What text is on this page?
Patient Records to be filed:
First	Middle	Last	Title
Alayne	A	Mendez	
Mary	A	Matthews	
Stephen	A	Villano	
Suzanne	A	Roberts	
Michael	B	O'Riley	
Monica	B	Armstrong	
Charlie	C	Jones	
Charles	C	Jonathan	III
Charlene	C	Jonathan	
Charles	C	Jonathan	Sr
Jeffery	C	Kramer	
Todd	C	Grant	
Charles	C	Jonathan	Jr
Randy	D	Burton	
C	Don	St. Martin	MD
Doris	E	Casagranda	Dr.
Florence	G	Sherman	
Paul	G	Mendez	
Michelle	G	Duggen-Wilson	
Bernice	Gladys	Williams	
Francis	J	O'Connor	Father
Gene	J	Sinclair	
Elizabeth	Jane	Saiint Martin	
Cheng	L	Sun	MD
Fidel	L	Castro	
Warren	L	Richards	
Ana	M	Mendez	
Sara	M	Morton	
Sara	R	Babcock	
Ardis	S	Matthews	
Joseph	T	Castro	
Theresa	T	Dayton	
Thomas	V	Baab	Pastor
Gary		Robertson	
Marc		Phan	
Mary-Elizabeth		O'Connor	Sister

--

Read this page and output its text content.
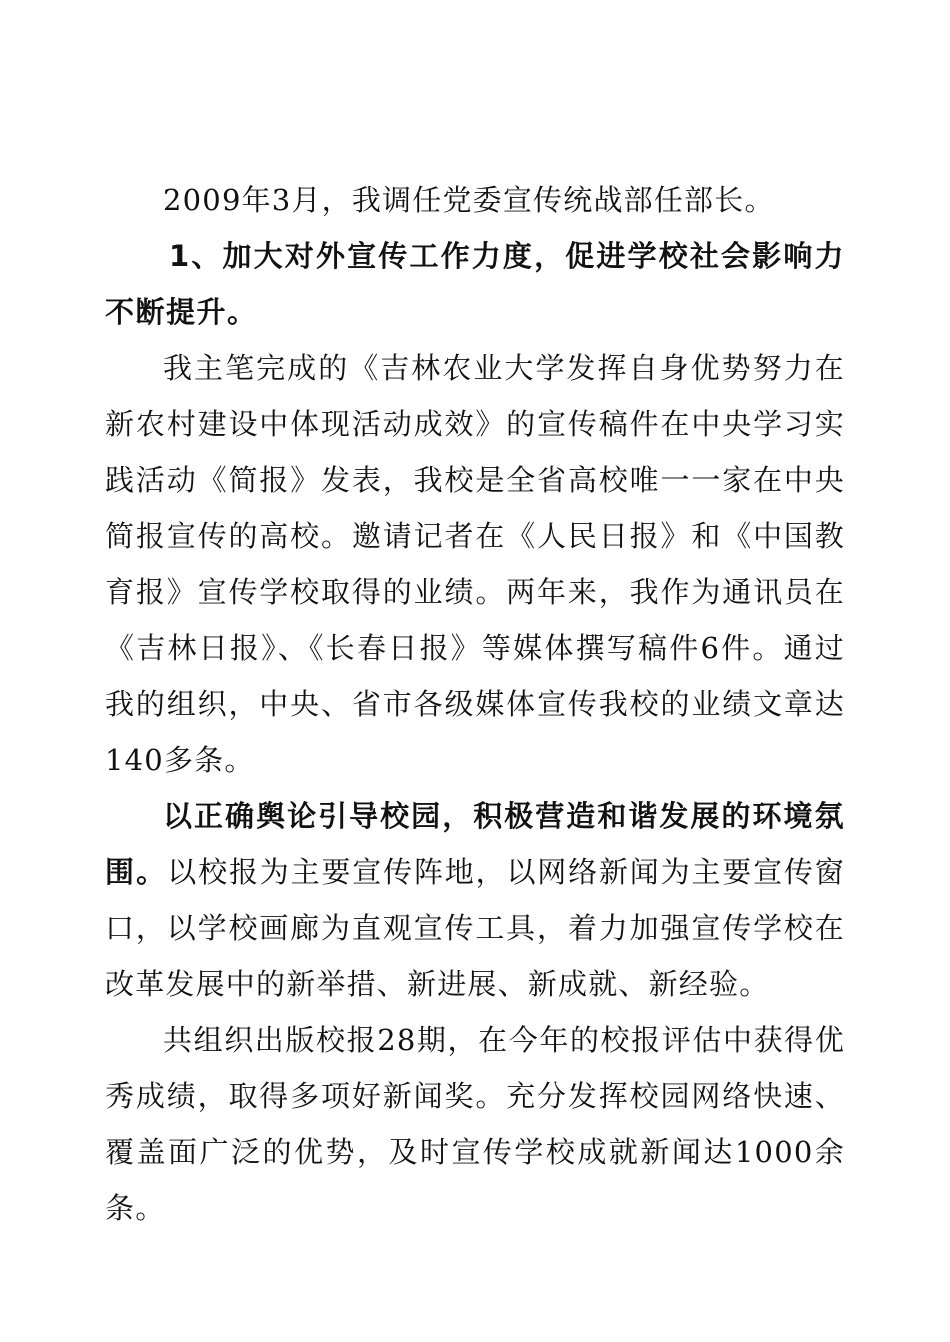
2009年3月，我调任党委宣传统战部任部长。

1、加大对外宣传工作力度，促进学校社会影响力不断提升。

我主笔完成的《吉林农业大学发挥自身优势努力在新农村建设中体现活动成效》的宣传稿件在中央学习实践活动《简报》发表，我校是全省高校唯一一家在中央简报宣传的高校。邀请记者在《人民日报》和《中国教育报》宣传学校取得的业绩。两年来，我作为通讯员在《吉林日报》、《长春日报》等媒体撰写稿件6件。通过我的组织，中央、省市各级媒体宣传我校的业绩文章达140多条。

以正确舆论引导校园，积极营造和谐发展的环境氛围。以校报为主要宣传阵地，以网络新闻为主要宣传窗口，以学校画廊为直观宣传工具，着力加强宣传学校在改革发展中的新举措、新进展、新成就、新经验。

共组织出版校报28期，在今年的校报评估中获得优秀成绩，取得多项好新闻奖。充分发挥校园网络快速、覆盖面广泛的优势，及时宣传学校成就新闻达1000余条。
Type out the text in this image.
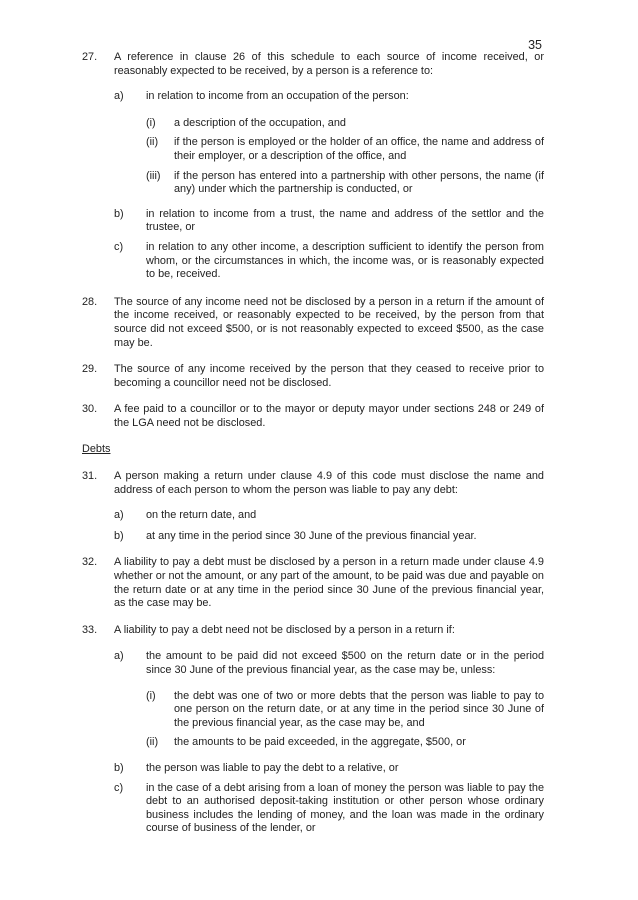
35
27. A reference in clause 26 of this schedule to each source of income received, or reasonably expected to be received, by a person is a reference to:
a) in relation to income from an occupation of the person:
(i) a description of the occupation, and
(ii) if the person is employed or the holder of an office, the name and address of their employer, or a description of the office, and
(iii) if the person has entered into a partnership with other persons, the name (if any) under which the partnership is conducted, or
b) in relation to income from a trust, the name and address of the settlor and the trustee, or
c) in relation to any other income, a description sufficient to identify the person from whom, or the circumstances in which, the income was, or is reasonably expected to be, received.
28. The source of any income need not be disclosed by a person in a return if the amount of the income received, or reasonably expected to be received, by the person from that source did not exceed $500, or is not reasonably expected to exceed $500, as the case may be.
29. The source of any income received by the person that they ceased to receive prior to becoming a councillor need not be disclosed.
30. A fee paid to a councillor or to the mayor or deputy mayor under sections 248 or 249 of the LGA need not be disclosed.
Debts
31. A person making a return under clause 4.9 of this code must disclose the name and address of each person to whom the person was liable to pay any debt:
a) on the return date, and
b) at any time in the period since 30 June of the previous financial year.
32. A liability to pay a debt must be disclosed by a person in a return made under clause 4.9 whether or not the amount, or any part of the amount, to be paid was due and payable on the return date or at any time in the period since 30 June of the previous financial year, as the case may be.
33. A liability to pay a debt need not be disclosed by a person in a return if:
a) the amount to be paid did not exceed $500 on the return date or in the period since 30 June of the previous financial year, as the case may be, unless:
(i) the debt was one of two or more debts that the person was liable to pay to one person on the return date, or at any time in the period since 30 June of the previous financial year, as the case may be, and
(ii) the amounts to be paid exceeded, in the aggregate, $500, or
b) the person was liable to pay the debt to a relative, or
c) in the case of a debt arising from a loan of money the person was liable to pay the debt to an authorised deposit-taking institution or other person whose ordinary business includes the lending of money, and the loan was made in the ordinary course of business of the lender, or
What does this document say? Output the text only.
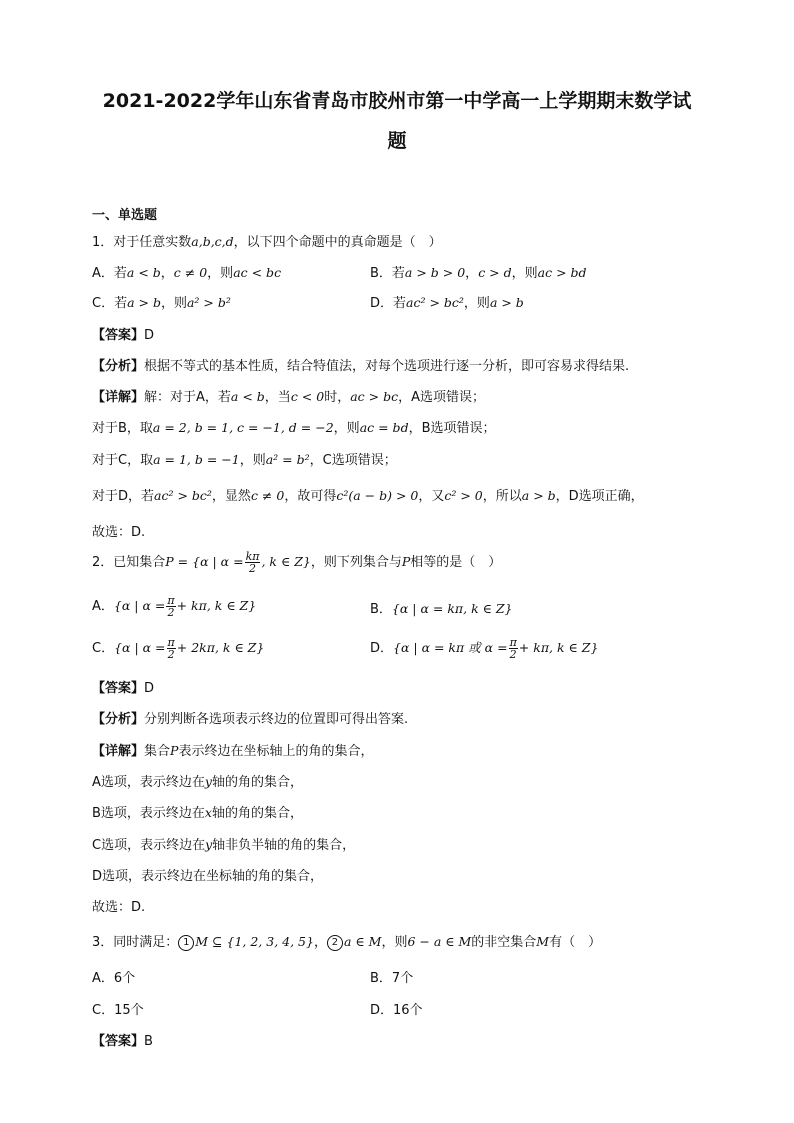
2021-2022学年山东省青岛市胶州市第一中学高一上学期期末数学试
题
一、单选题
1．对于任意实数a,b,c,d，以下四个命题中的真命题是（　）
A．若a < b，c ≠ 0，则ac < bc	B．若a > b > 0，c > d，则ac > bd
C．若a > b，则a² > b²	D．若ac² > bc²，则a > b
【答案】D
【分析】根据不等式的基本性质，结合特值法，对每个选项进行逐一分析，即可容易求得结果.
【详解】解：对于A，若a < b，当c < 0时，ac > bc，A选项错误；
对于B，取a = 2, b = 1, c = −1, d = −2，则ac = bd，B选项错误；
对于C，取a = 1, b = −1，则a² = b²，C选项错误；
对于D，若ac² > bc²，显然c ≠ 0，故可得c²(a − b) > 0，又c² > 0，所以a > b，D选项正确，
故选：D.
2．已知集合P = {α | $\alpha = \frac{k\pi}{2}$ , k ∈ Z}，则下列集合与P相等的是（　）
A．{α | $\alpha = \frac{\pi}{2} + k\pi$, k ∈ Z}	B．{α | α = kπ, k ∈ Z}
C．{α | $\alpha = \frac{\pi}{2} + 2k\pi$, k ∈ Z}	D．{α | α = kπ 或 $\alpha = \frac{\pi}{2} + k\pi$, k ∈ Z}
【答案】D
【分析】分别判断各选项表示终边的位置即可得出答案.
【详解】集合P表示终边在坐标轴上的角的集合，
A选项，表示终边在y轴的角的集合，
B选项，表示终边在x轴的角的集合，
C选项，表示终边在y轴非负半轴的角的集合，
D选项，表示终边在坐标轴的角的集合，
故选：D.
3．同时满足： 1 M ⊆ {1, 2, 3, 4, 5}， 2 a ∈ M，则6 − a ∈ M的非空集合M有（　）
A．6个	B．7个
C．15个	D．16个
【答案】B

• Exercise description: From the records above, pull out every line containing the word "other".

• Result:
(iii) if the person has entered into a partnership with other persons, the name (if any) under which the partnership is conducted, or
c) in relation to any other income, a description sufficient to identify the person from whom, or the circumstances in which, the income was, or is reasonably expected to be, received.
c) in the case of a debt arising from a loan of money the person was liable to pay the debt to an authorised deposit-taking institution or other person whose ordinary business includes the lending of money, and the loan was made in the ordinary course of business of the lender, or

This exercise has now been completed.